▶ [EXTRAIT DU DOCUMENT]

-=-=-

4. Il est constant que le projet de construction en litige prévoit une aire de 33 m² sur laquelle il est prévu de recevoir huit bennes à ordures ménagères, la situation et la configuration de cette aire imposant au camion de ramassage de stationner sur l'avenue des Pyrénées pendant la collecte des déchets contenus dans ces bennes en occultant la vue du feu tricolore situé à environ 20 mètres. Par ailleurs, il ressort de ce qui a été dit au point précédent que, contrairement à ce qu'a estimé le tribunal administratif de Toulouse, les automobilistes sont autorisés à franchir les lignes discontinues dites de dissuasion figurant sur la chaussée. Dans ces conditions et compte tenu de l'impossibilité pour les usagers de cette voie d'apercevoir le feu tricolore précédant le camion de ramassage pendant tout le temps nécessaire à la collecte des ordures ménagères des immeubles projetés et de la possibilité de dépassement à gauche des véhicules lents ou arrêtés sur cette voie départementale constituant l'axe principal de la commune et recevant environ 10 000 véhicules par jour, c'est sans commettre d'erreur d'appréciation que le maire de La Salvetat-Saint-Gilles a estimé que le projet comportait des risques d'une probabilité et d'une gravité suffisantes pour mettre en danger la sécurité des usagers de la voie publique comme celle des agents collecteurs, la circonstance, à la supposer établie, que la collecte des ordures ménagères des habitations situées à proximité serait déjà de nature à perturber le trafic n'étant pas de nature à amoindrir la probabilité et la gravité de ce risque. Dès lors, la commune de La Salvetat-Saint-Gilles est fondée à soutenir que c'est à tort que le tribunal administratif de Toulouse a, pour annuler l'arrêté du 4 mai 2017, estimé que le projet n'induisait pas un risque pour la sécurité publique suffisant.

-=-=-

▶ [DONNÉES FOURNIES]
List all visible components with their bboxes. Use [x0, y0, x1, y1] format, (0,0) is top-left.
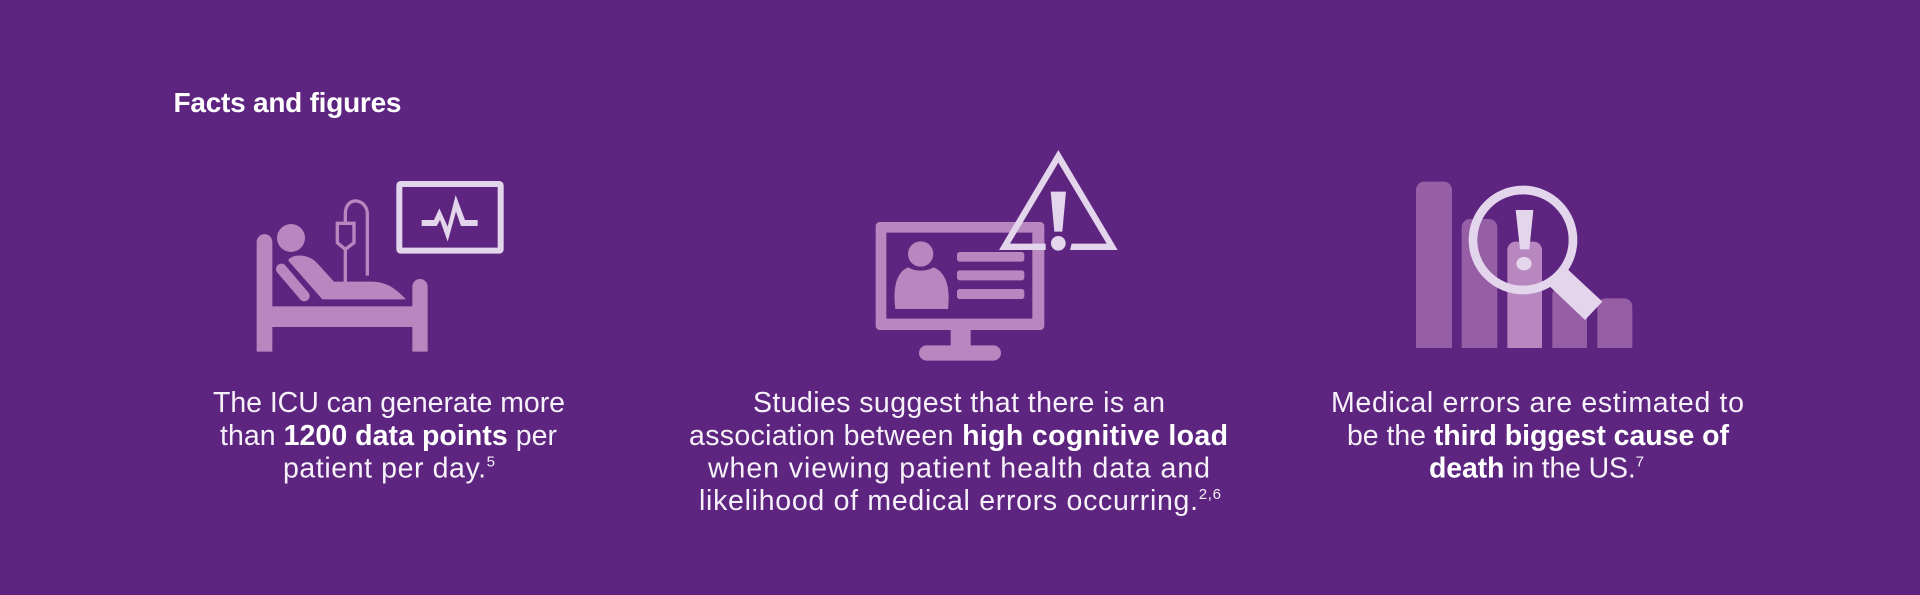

-=-=-

▶ [TÂCHE BRÈVE 1]
Répondez aux questions suivantes d'après l'extrait de décision :
(a) Quelle est la superficie de l'aire destinée à recevoir les bennes à ordures ménagères ?
(b) Combien de véhicules par jour l'axe principal de la commune reçoit-il environ ?
(c) De quelle date est l'arrêté que le tribunal administratif de Toulouse a annulé ?
▶ [TÂCHE BRÈVE 2] Reprenez l'extrait de décision relatif au projet de construction à La Salvetat-Saint-Gilles là où il s'arrête, et poursuivez-le.
La liste n'est d'aucune utilité ici.

▶ [RÉSULTAT FINAL 1]
(a) 33 m².
(b) Environ 10 000 véhicules par jour.
(c) Du 4 mai 2017.

▶ [RÉSULTAT FINAL 2]
5. Toutefois, il appartient à la cour administrative d'appel, saisie de l'ensemble du litige par l'effet dévolutif de l'appel, d'examiner les autres moyens soulevés par la société Green City Immobilier devant le tribunal administratif de Toulouse.
Sur les autres moyens soulevés en première instance :
6. La société Green City Immobilier a soulevé en première instance le moyen subsidiaire tiré de ce que le maire ne pouvait se borner à rejeter sa demande de permis de construire dès lors qu'à le supposer établi, le risque d'atteinte à la sécurité publique pouvait être prévenu par une prescription spéciale. Il ressort en effet de l'avis émis le 2 mai 2017 par la communauté de communes de la Save-au-Touch, en sa qualité de gestionnaire de la voierie communale et de responsable de la collecte des ordures ménagères, que la réalisation de colonnes enterrées est envisageable et il n'est pas contesté par la commune de La Salvetat-Saint-Gilles qu'elle serait de nature à pallier le risque d'atteinte à la sécurité publique en permettant le stationnement du camion de ramassage sur l'aire d'une superficie limitée à 33 m² réservée par le projet au dépôt et à la collecte des ordures ménagères sans imposer en conséquence une modification substantielle du projet. Par suite, et compte tenu de ce qui été dit point 2, ce moyen était de nature à fonder l'annulation de l'arrêté du 4 mai 2017.
7. Pour l'application de l'article L. 600-4-1 du code de l'urbanisme, aucun autre moyen n'est de nature, en l'état de l'instruction, à entraîner l'annulation de la décision en litige.
8. Il résulte de ce qui précède que la commune de La Salvetat-Saint-Gilles n'est pas fondée à se plaindre de ce que, par le jugement attaqué, le tribunal administratif de Toulouse a annulé l'arrêté du 4 mai 2017 rejetant la demande de permis de construire de la société Green City Immobilier.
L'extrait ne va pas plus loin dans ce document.